From the listing below, extract every line in which the word "ylabel" appears.
— START OF Data supplied —
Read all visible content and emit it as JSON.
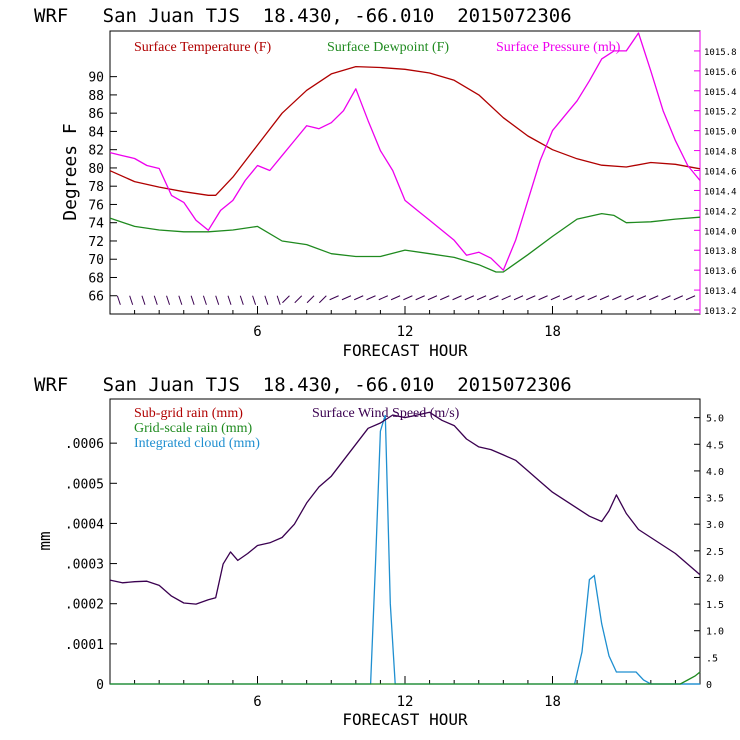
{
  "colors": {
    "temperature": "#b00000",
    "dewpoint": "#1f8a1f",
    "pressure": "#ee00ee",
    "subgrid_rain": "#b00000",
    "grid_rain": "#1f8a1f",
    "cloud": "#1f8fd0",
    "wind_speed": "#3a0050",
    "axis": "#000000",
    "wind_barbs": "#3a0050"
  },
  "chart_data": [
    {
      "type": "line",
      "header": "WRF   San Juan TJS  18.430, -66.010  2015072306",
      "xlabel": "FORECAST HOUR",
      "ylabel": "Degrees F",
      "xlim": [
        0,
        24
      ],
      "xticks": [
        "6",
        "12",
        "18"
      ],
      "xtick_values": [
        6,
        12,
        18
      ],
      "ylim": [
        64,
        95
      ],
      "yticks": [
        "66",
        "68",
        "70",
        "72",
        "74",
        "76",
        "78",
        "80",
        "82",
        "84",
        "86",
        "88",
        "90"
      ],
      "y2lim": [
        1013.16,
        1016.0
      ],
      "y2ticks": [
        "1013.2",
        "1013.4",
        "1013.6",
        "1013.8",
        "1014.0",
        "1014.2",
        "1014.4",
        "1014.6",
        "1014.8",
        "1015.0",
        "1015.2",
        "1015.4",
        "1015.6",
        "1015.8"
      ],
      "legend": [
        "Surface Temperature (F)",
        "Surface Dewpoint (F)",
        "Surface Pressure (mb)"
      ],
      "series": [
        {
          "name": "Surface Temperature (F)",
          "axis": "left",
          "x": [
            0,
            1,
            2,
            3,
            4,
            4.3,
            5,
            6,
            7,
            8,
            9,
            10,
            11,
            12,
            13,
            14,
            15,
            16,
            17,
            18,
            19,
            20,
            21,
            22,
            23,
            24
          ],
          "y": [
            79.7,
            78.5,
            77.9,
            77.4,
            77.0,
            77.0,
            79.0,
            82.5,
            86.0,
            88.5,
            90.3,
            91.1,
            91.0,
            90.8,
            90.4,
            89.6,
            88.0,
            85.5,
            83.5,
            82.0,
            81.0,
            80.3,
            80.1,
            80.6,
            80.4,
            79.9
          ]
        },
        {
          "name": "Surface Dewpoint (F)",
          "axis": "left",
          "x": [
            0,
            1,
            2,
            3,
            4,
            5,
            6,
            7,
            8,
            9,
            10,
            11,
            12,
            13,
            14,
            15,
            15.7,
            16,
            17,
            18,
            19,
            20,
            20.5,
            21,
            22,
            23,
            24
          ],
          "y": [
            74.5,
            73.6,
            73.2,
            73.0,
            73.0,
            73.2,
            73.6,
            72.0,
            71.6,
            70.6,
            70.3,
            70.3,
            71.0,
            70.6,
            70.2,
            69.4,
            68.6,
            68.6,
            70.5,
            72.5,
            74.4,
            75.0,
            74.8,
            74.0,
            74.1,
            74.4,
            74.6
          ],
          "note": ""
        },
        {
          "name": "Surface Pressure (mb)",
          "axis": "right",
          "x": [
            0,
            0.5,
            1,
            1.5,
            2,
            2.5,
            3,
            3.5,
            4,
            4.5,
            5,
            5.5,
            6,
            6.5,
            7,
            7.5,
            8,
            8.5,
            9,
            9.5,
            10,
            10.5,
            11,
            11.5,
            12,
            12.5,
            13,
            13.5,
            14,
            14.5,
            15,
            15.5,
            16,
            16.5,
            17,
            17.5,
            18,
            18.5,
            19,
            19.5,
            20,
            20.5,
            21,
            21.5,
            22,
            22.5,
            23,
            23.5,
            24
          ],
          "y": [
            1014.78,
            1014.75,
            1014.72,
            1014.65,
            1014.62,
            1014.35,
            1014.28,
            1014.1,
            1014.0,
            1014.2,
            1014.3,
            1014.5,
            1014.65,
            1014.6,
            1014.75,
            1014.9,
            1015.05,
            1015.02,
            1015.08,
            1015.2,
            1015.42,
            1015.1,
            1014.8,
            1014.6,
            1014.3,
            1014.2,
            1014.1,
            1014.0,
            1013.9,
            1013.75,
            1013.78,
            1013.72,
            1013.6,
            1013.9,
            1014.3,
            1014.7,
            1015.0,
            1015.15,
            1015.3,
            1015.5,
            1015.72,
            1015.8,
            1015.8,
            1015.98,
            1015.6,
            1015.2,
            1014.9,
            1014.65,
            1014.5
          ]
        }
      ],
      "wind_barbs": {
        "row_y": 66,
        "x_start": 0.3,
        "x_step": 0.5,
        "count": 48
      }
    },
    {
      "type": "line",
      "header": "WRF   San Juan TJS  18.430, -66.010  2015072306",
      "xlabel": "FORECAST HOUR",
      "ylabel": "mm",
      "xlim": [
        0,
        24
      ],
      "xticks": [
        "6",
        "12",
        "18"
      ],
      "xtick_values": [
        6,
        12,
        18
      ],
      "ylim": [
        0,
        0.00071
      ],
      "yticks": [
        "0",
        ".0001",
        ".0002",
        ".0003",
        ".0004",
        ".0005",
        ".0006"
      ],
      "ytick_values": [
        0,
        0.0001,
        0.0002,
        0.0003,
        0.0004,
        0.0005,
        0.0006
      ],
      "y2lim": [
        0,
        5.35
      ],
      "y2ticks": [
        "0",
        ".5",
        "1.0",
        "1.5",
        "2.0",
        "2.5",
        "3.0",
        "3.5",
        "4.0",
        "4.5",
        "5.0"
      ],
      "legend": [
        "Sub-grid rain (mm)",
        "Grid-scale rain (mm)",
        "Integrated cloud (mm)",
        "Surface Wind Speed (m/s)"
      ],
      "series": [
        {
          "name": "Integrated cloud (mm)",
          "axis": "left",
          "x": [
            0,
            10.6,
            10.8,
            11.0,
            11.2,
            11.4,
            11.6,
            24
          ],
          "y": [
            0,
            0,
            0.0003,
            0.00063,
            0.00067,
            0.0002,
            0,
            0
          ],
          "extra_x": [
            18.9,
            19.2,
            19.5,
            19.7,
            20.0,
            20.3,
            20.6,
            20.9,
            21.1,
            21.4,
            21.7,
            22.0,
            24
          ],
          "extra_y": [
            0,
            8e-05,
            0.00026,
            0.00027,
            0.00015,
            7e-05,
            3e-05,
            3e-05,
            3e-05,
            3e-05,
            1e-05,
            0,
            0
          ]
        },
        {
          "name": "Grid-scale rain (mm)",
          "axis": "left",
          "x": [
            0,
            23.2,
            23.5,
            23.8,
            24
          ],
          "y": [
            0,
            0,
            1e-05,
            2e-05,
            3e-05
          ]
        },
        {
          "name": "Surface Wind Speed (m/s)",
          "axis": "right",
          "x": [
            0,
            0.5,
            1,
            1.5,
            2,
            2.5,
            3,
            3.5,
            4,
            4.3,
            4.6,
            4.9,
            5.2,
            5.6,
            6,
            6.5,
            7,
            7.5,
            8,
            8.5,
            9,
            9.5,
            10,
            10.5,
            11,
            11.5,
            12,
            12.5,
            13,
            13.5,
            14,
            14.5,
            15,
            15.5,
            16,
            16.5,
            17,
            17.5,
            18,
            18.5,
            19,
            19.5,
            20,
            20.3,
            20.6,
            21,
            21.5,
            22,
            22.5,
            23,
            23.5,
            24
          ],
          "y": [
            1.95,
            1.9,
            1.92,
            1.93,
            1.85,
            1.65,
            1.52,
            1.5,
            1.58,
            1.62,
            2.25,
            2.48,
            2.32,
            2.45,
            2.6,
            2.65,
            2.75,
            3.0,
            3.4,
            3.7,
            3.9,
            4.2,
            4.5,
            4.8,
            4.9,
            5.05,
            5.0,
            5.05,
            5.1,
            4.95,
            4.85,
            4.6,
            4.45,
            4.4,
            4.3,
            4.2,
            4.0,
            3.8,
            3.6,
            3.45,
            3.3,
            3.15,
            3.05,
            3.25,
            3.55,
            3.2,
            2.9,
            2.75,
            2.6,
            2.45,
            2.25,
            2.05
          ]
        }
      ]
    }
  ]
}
— END OF Data supplied —
— START OF Data supplied —
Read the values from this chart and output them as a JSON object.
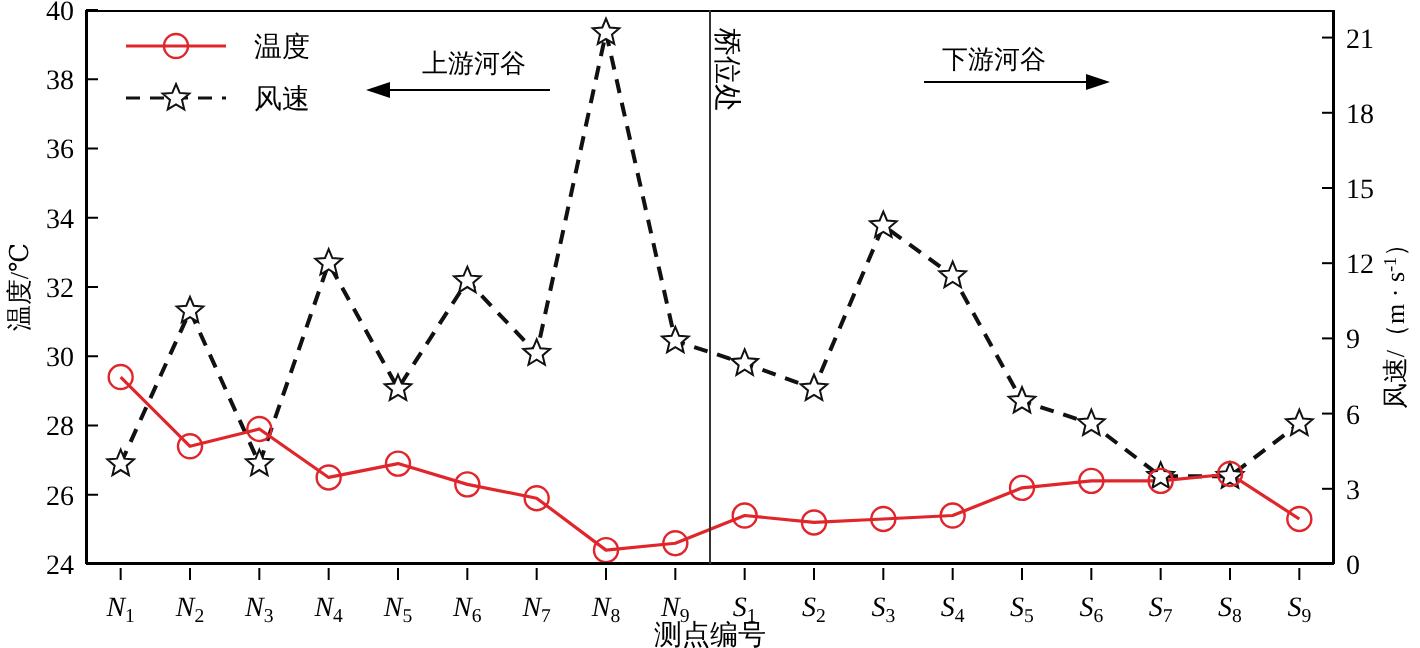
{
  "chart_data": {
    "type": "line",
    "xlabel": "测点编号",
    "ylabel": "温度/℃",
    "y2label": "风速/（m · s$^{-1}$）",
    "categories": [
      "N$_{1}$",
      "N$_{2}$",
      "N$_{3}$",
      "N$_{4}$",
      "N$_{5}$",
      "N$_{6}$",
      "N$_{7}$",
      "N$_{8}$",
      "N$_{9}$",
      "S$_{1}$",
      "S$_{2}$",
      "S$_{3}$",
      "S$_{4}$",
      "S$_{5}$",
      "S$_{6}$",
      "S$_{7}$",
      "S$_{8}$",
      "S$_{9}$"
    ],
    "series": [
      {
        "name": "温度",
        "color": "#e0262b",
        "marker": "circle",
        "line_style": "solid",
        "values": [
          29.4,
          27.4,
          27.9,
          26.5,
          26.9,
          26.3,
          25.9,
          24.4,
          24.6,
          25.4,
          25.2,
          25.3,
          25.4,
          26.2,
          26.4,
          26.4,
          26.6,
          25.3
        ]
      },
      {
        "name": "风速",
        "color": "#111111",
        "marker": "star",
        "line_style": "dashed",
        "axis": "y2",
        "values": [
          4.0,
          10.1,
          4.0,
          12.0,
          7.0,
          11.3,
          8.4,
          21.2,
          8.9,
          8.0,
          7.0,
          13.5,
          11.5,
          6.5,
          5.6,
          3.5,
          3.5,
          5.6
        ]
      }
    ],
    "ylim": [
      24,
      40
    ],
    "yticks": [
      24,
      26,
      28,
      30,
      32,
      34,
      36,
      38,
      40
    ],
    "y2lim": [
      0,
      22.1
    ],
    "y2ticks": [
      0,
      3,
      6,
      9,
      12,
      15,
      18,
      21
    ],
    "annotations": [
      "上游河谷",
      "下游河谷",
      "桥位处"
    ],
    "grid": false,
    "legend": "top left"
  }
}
— END OF Data supplied —
#### Solution to this exercise:
      "ylabel": "Degrees F",
      "ylabel": "mm",
    "ylabel": "温度/℃",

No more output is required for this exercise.